# Start of Records for this exercise

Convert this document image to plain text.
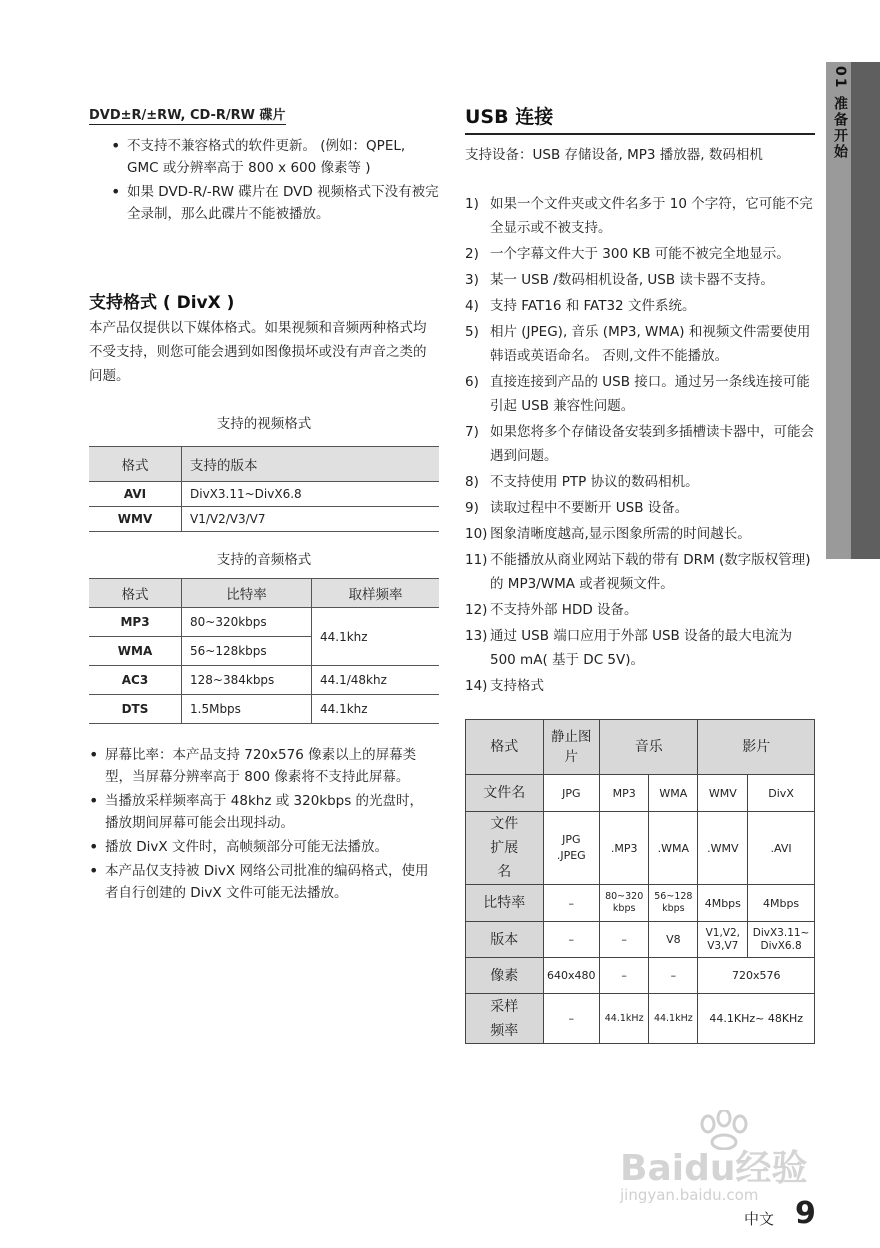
01 准备开始
DVD±R/±RW, CD-R/RW 碟片
• 不支持不兼容格式的软件更新。 (例如：QPEL, GMC 或分辨率高于 800 x 600 像素等 )
• 如果 DVD-R/-RW 碟片在 DVD 视频格式下没有被完全录制，那么此碟片不能被播放。
支持格式 ( DivX )
本产品仅提供以下媒体格式。如果视频和音频两种格式均不受支持，则您可能会遇到如图像损坏或没有声音之类的问题。
支持的视频格式
格式	支持的版本
AVI	DivX3.11~DivX6.8
WMV	V1/V2/V3/V7
支持的音频格式
格式	比特率	取样频率
MP3	80~320kbps	44.1khz
WMA	56~128kbps	
AC3	128~384kbps	44.1/48khz
DTS	1.5Mbps	44.1khz
• 屏幕比率：本产品支持 720x576 像素以上的屏幕类型，当屏幕分辨率高于 800 像素将不支持此屏幕。
• 当播放采样频率高于 48khz 或 320kbps 的光盘时，播放期间屏幕可能会出现抖动。
• 播放 DivX 文件时，高帧频部分可能无法播放。
• 本产品仅支持被 DivX 网络公司批准的编码格式，使用者自行创建的 DivX 文件可能无法播放。
USB 连接
支持设备：USB 存储设备, MP3 播放器, 数码相机
1) 如果一个文件夹或文件名多于 10 个字符，它可能不完全显示或不被支持。
2) 一个字幕文件大于 300 KB 可能不被完全地显示。
3) 某一 USB /数码相机设备, USB 读卡器不支持。
4) 支持 FAT16 和 FAT32 文件系统。
5) 相片 (JPEG), 音乐 (MP3, WMA) 和视频文件需要使用韩语或英语命名。 否则,文件不能播放。
6) 直接连接到产品的 USB 接口。通过另一条线连接可能引起 USB 兼容性问题。
7) 如果您将多个存储设备安装到多插槽读卡器中，可能会遇到问题。
8) 不支持使用 PTP 协议的数码相机。
9) 读取过程中不要断开 USB 设备。
10) 图象清晰度越高,显示图象所需的时间越长。
11) 不能播放从商业网站下载的带有 DRM (数字版权管理)的 MP3/WMA 或者视频文件。
12) 不支持外部 HDD 设备。
13) 通过 USB 端口应用于外部 USB 设备的最大电流为 500 mA( 基于 DC 5V)。
14) 支持格式
格式	静止图片	音乐		影片	
文件名	JPG	MP3	WMA	WMV	DivX
文件扩展名	JPG .JPEG	.MP3	.WMA	.WMV	.AVI
比特率	–	80~320 kbps	56~128 kbps	4Mbps	4Mbps
版本	–	–	V8	V1,V2, V3,V7	DivX3.11~ DivX6.8
像素	640x480	–	–	720x576	
采样频率	–	44.1kHz	44.1kHz	44.1KHz~ 48KHz	
Baidu经验
jingyan.baidu.com
中文 9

# End of Records for this exercise

> **What you should do**:
Quote everything in the listing above exactly; pictures are the only thing to omit.

> **Exercise response**:
Convert this document image to plain text.
01 准备开始
DVD±R/±RW, CD-R/RW 碟片
• 不支持不兼容格式的软件更新。 (例如：QPEL, GMC 或分辨率高于 800 x 600 像素等 )
• 如果 DVD-R/-RW 碟片在 DVD 视频格式下没有被完全录制，那么此碟片不能被播放。
支持格式 ( DivX )
本产品仅提供以下媒体格式。如果视频和音频两种格式均不受支持，则您可能会遇到如图像损坏或没有声音之类的问题。
支持的视频格式
格式	支持的版本
AVI	DivX3.11~DivX6.8
WMV	V1/V2/V3/V7
支持的音频格式
格式	比特率	取样频率
MP3	80~320kbps	44.1khz
WMA	56~128kbps	
AC3	128~384kbps	44.1/48khz
DTS	1.5Mbps	44.1khz
• 屏幕比率：本产品支持 720x576 像素以上的屏幕类型，当屏幕分辨率高于 800 像素将不支持此屏幕。
• 当播放采样频率高于 48khz 或 320kbps 的光盘时，播放期间屏幕可能会出现抖动。
• 播放 DivX 文件时，高帧频部分可能无法播放。
• 本产品仅支持被 DivX 网络公司批准的编码格式，使用者自行创建的 DivX 文件可能无法播放。
USB 连接
支持设备：USB 存储设备, MP3 播放器, 数码相机
1) 如果一个文件夹或文件名多于 10 个字符，它可能不完全显示或不被支持。
2) 一个字幕文件大于 300 KB 可能不被完全地显示。
3) 某一 USB /数码相机设备, USB 读卡器不支持。
4) 支持 FAT16 和 FAT32 文件系统。
5) 相片 (JPEG), 音乐 (MP3, WMA) 和视频文件需要使用韩语或英语命名。 否则,文件不能播放。
6) 直接连接到产品的 USB 接口。通过另一条线连接可能引起 USB 兼容性问题。
7) 如果您将多个存储设备安装到多插槽读卡器中，可能会遇到问题。
8) 不支持使用 PTP 协议的数码相机。
9) 读取过程中不要断开 USB 设备。
10) 图象清晰度越高,显示图象所需的时间越长。
11) 不能播放从商业网站下载的带有 DRM (数字版权管理)的 MP3/WMA 或者视频文件。
12) 不支持外部 HDD 设备。
13) 通过 USB 端口应用于外部 USB 设备的最大电流为 500 mA( 基于 DC 5V)。
14) 支持格式
格式	静止图片	音乐		影片	
文件名	JPG	MP3	WMA	WMV	DivX
文件扩展名	JPG .JPEG	.MP3	.WMA	.WMV	.AVI
比特率	–	80~320 kbps	56~128 kbps	4Mbps	4Mbps
版本	–	–	V8	V1,V2, V3,V7	DivX3.11~ DivX6.8
像素	640x480	–	–	720x576	
采样频率	–	44.1kHz	44.1kHz	44.1KHz~ 48KHz	
Baidu经验
jingyan.baidu.com
中文 9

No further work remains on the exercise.